Records that describe figures:
-- -- --
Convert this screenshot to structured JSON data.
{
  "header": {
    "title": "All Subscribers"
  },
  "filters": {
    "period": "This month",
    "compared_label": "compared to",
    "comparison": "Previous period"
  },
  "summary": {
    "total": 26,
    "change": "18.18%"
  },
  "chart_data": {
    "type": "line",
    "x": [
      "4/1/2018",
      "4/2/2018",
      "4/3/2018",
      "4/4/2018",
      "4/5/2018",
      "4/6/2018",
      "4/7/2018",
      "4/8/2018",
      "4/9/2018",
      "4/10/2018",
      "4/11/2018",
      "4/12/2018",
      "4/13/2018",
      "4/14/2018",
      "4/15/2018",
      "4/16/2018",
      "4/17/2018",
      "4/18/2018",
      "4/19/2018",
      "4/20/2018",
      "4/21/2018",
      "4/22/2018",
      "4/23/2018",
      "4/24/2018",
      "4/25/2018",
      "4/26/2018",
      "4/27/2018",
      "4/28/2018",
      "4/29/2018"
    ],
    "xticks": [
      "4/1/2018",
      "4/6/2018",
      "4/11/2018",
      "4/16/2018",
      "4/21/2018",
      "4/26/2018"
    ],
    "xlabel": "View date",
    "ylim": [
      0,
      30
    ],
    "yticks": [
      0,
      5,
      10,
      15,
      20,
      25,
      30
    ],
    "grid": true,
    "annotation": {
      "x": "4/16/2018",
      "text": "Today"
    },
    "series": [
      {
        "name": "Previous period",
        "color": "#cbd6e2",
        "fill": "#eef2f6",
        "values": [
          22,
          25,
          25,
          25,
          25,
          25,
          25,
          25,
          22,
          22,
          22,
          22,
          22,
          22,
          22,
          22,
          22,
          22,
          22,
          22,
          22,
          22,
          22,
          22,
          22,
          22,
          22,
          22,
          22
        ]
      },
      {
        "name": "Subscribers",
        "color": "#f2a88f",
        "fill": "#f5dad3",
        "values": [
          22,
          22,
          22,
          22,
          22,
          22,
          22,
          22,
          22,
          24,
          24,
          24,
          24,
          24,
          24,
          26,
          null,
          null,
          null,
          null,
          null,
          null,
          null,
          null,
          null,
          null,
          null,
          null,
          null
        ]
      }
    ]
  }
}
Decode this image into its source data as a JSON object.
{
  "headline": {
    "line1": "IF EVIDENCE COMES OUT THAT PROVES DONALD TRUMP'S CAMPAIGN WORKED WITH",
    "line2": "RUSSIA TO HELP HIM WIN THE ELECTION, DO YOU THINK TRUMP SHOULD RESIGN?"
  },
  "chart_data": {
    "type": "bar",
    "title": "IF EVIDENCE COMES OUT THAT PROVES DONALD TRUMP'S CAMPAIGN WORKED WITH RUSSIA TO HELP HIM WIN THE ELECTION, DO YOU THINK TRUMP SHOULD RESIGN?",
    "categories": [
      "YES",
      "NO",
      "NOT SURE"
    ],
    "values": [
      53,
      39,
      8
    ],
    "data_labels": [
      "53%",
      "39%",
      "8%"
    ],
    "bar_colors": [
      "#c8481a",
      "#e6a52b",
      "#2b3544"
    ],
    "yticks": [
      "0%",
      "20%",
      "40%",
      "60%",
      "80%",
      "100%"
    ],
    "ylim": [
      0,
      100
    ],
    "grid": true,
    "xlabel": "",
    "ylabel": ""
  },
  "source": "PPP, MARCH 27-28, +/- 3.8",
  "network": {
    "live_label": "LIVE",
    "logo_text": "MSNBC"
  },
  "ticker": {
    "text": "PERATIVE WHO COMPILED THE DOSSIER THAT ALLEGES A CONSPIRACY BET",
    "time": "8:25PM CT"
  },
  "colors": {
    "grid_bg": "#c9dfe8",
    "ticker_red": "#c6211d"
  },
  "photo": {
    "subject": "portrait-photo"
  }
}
-- -- --
Description of the task:
In the records above, find each line with the word "RUSSIA" and copy it.

Output for this task:
    "line2": "RUSSIA TO HELP HIM WIN THE ELECTION, DO YOU THINK TRUMP SHOULD RESIGN?"
    "title": "IF EVIDENCE COMES OUT THAT PROVES DONALD TRUMP'S CAMPAIGN WORKED WITH RUSSIA TO HELP HIM WIN THE ELECTION, DO YOU THINK TRUMP SHOULD RESIGN?",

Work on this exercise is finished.